** What is asked **
Using the listing below, copy every line that mentions "checked".

** Recorded information **
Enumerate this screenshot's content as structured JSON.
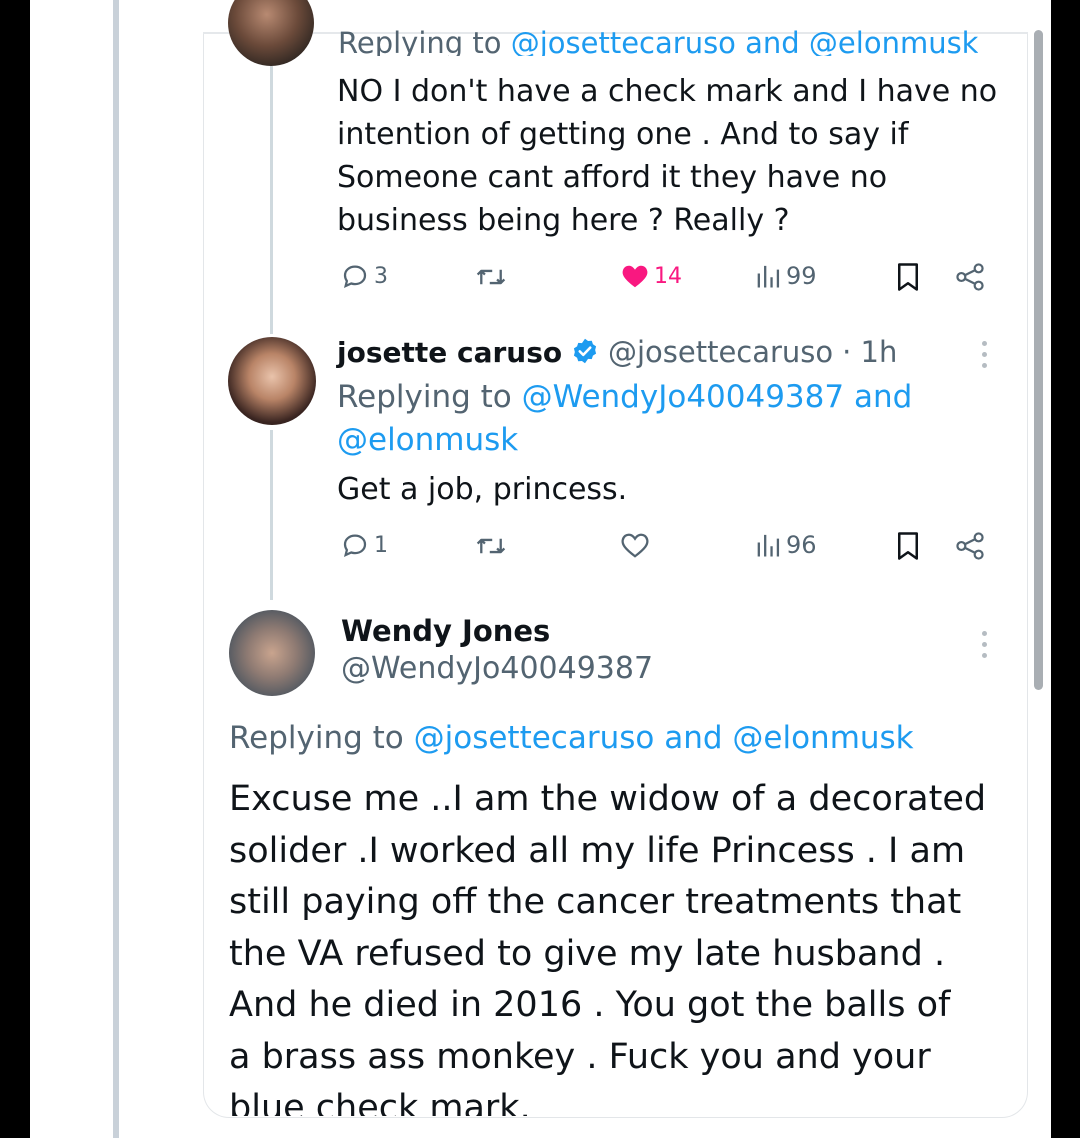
{
  "tweet1": {
    "reply_prefix": "Replying to ",
    "reply_user1": "@josettecaruso",
    "reply_and": " and ",
    "reply_user2": "@elonmusk",
    "body_lines": [
      "NO I don't have a check mark and I have no",
      "intention of getting one . And to say if",
      "Someone cant afford it  they have no",
      "business being here ? Really ?"
    ],
    "replies": "3",
    "likes": "14",
    "views": "99"
  },
  "tweet2": {
    "name": "josette caruso",
    "handle": "@josettecaruso",
    "time": "· 1h",
    "reply_prefix": "Replying to ",
    "reply_user1": "@WendyJo40049387",
    "reply_and": " and",
    "reply_user2": "@elonmusk",
    "body": "Get a job, princess.",
    "replies": "1",
    "views": "96"
  },
  "tweet3": {
    "name": "Wendy Jones",
    "handle": "@WendyJo40049387",
    "reply_prefix": "Replying to ",
    "reply_user1": "@josettecaruso",
    "reply_and": " and ",
    "reply_user2": "@elonmusk",
    "body_lines": [
      "Excuse me ..I am the widow of a decorated",
      "solider .I worked all my life Princess . I am",
      "still paying off the cancer treatments that",
      "the VA refused to give my late husband .",
      "And he died in 2016 . You got the balls of",
      "a brass ass monkey .   Fuck you and your",
      "blue check mark."
    ]
  },
  "icons": {
    "reply": "comment-bubble-icon",
    "retweet": "retweet-icon",
    "like": "heart-icon",
    "views": "bar-chart-icon",
    "bookmark": "bookmark-icon",
    "share": "share-icon",
    "verified": "verified-badge-icon",
    "more": "more-vertical-icon"
  },
  "colors": {
    "link": "#1d9bf0",
    "like": "#f91880",
    "muted": "#536471",
    "verified": "#1d9bf0"
  }
}
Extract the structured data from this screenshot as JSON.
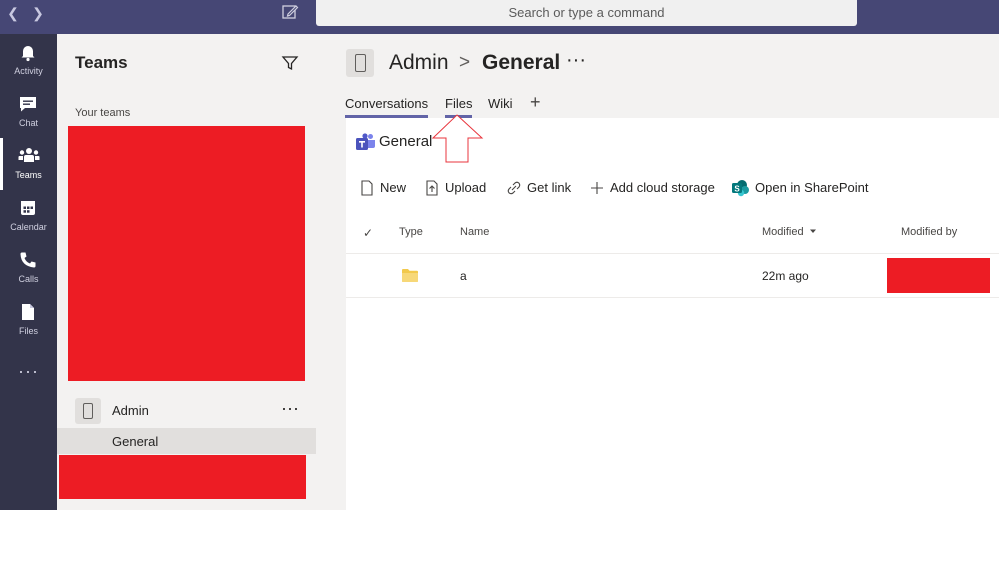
{
  "window": {
    "search_placeholder": "Search or type a command"
  },
  "rail": {
    "items": [
      {
        "label": "Activity",
        "icon": "bell-icon"
      },
      {
        "label": "Chat",
        "icon": "chat-icon"
      },
      {
        "label": "Teams",
        "icon": "teams-icon",
        "active": true
      },
      {
        "label": "Calendar",
        "icon": "calendar-icon"
      },
      {
        "label": "Calls",
        "icon": "phone-icon"
      },
      {
        "label": "Files",
        "icon": "file-icon"
      }
    ],
    "more": "···"
  },
  "panel": {
    "title": "Teams",
    "section_label": "Your teams",
    "team": {
      "name": "Admin",
      "more": "···"
    },
    "channel": {
      "name": "General"
    },
    "redaction_color": "#ed1c24"
  },
  "main": {
    "breadcrumb": {
      "team": "Admin",
      "separator": ">",
      "channel": "General",
      "more": "···"
    },
    "tabs": [
      {
        "label": "Conversations"
      },
      {
        "label": "Files",
        "active": true
      },
      {
        "label": "Wiki"
      }
    ],
    "tab_add": "+",
    "library_title": "General",
    "commands": [
      {
        "label": "New",
        "icon": "new-file-icon"
      },
      {
        "label": "Upload",
        "icon": "upload-icon"
      },
      {
        "label": "Get link",
        "icon": "link-icon"
      },
      {
        "label": "Add cloud storage",
        "icon": "plus-icon"
      },
      {
        "label": "Open in SharePoint",
        "icon": "sharepoint-icon"
      }
    ],
    "columns": {
      "check": "✓",
      "type": "Type",
      "name": "Name",
      "modified": "Modified",
      "modified_by": "Modified by"
    },
    "rows": [
      {
        "type_icon": "folder-icon",
        "name": "a",
        "modified": "22m ago"
      }
    ]
  },
  "colors": {
    "titlebar": "#464775",
    "rail": "#33344a",
    "accent": "#6264a7",
    "folder": "#f2c94c"
  }
}
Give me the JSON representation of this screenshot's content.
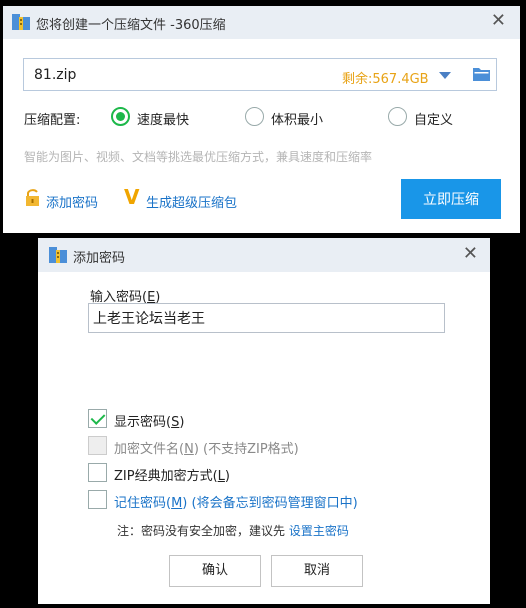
{
  "compress_window": {
    "title": "您将创建一个压缩文件 -360压缩",
    "close_glyph": "✕",
    "file_name": "81.zip",
    "free_space": "剩余:567.4GB",
    "config_label": "压缩配置:",
    "options": [
      {
        "label": "速度最快",
        "selected": true
      },
      {
        "label": "体积最小",
        "selected": false
      },
      {
        "label": "自定义",
        "selected": false
      }
    ],
    "hint": "智能为图片、视频、文档等挑选最优压缩方式，兼具速度和压缩率",
    "add_password": "添加密码",
    "super_pack": "生成超级压缩包",
    "compress_button": "立即压缩",
    "colors": {
      "accent": "#1996e8",
      "green": "#1db84a",
      "link": "#1a73c8",
      "free_space": "#e8a316"
    }
  },
  "password_dialog": {
    "title": "添加密码",
    "close_glyph": "✕",
    "input_label": "输入密码(",
    "input_label_key": "E",
    "input_label_end": ")",
    "password_value": "上老王论坛当老王",
    "show_password": {
      "label": "显示密码(",
      "key": "S",
      "end": ")",
      "checked": true
    },
    "encrypt_names": {
      "label": "加密文件名(",
      "key": "N",
      "end": ") (不支持ZIP格式)",
      "checked": false,
      "disabled": true
    },
    "zip_classic": {
      "label": "ZIP经典加密方式(",
      "key": "L",
      "end": ")",
      "checked": false
    },
    "remember": {
      "label": "记住密码(",
      "key": "M",
      "end": ") (将会备忘到密码管理窗口中)",
      "checked": false
    },
    "note_text": "注：密码没有安全加密，建议先 ",
    "note_link": "设置主密码",
    "ok_button": "确认",
    "cancel_button": "取消"
  }
}
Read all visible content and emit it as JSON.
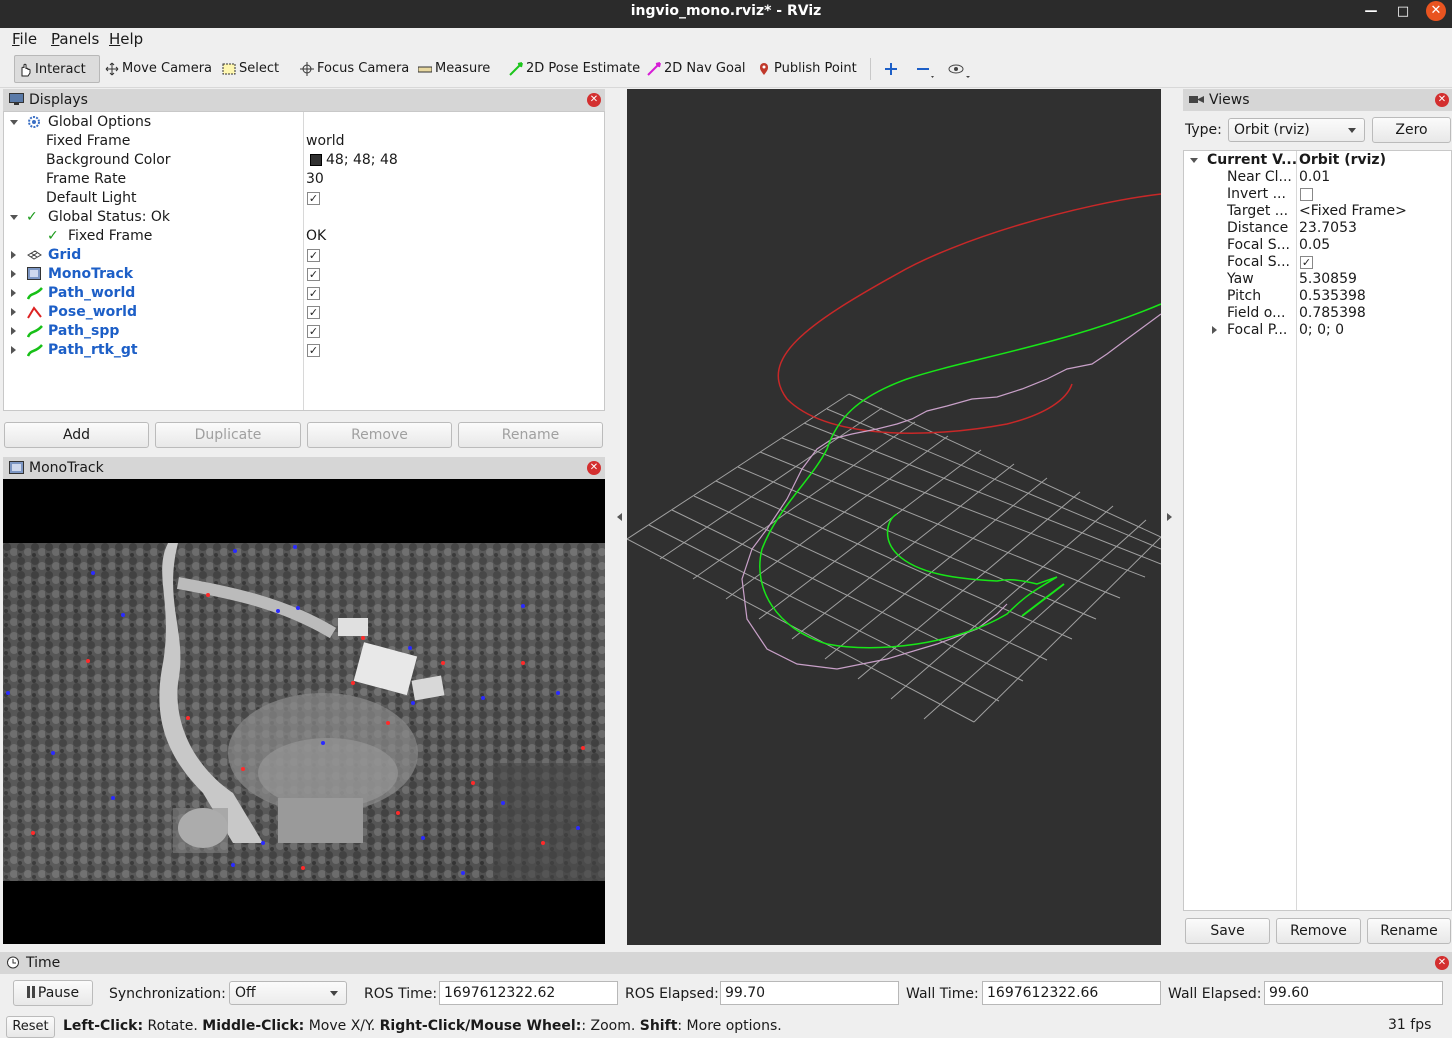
{
  "window": {
    "title": "ingvio_mono.rviz* - RViz"
  },
  "menu": [
    "File",
    "Panels",
    "Help"
  ],
  "toolbar": {
    "interact": "Interact",
    "move_camera": "Move Camera",
    "select": "Select",
    "focus_camera": "Focus Camera",
    "measure": "Measure",
    "pose_estimate": "2D Pose Estimate",
    "nav_goal": "2D Nav Goal",
    "publish_point": "Publish Point"
  },
  "displays": {
    "title": "Displays",
    "global_options": "Global Options",
    "fixed_frame_label": "Fixed Frame",
    "fixed_frame_value": "world",
    "bg_color_label": "Background Color",
    "bg_color_value": "48; 48; 48",
    "frame_rate_label": "Frame Rate",
    "frame_rate_value": "30",
    "default_light_label": "Default Light",
    "global_status": "Global Status: Ok",
    "status_fixed_frame": "Fixed Frame",
    "status_fixed_frame_value": "OK",
    "items": [
      "Grid",
      "MonoTrack",
      "Path_world",
      "Pose_world",
      "Path_spp",
      "Path_rtk_gt"
    ],
    "buttons": {
      "add": "Add",
      "duplicate": "Duplicate",
      "remove": "Remove",
      "rename": "Rename"
    }
  },
  "monotrack": {
    "title": "MonoTrack"
  },
  "views": {
    "title": "Views",
    "type_label": "Type:",
    "type_value": "Orbit (rviz)",
    "zero": "Zero",
    "current_label": "Current V...",
    "current_value": "Orbit (rviz)",
    "props": [
      {
        "k": "Near Cl...",
        "v": "0.01"
      },
      {
        "k": "Invert ...",
        "v": ""
      },
      {
        "k": "Target ...",
        "v": "<Fixed Frame>"
      },
      {
        "k": "Distance",
        "v": "23.7053"
      },
      {
        "k": "Focal S...",
        "v": "0.05"
      },
      {
        "k": "Focal S...",
        "v": ""
      },
      {
        "k": "Yaw",
        "v": "5.30859"
      },
      {
        "k": "Pitch",
        "v": "0.535398"
      },
      {
        "k": "Field o...",
        "v": "0.785398"
      },
      {
        "k": "Focal P...",
        "v": "0; 0; 0"
      }
    ],
    "buttons": {
      "save": "Save",
      "remove": "Remove",
      "rename": "Rename"
    }
  },
  "time": {
    "title": "Time",
    "pause": "Pause",
    "sync_label": "Synchronization:",
    "sync_value": "Off",
    "ros_time_label": "ROS Time:",
    "ros_time": "1697612322.62",
    "ros_elapsed_label": "ROS Elapsed:",
    "ros_elapsed": "99.70",
    "wall_time_label": "Wall Time:",
    "wall_time": "1697612322.66",
    "wall_elapsed_label": "Wall Elapsed:",
    "wall_elapsed": "99.60"
  },
  "status": {
    "reset": "Reset",
    "hint_b1": "Left-Click:",
    "hint_t1": " Rotate. ",
    "hint_b2": "Middle-Click:",
    "hint_t2": " Move X/Y. ",
    "hint_b3": "Right-Click/Mouse Wheel:",
    "hint_t3": ": Zoom. ",
    "hint_b4": "Shift",
    "hint_t4": ": More options.",
    "fps": "31 fps"
  },
  "colors": {
    "viewport_bg": "#303030",
    "path_green": "#18e618",
    "pose_red": "#c82828",
    "path_pink": "#c8a0c8",
    "grid": "#a0a0a0"
  }
}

** Finished answer **
      "checked": true
      "checked": false,
      "checked": false
      "checked": false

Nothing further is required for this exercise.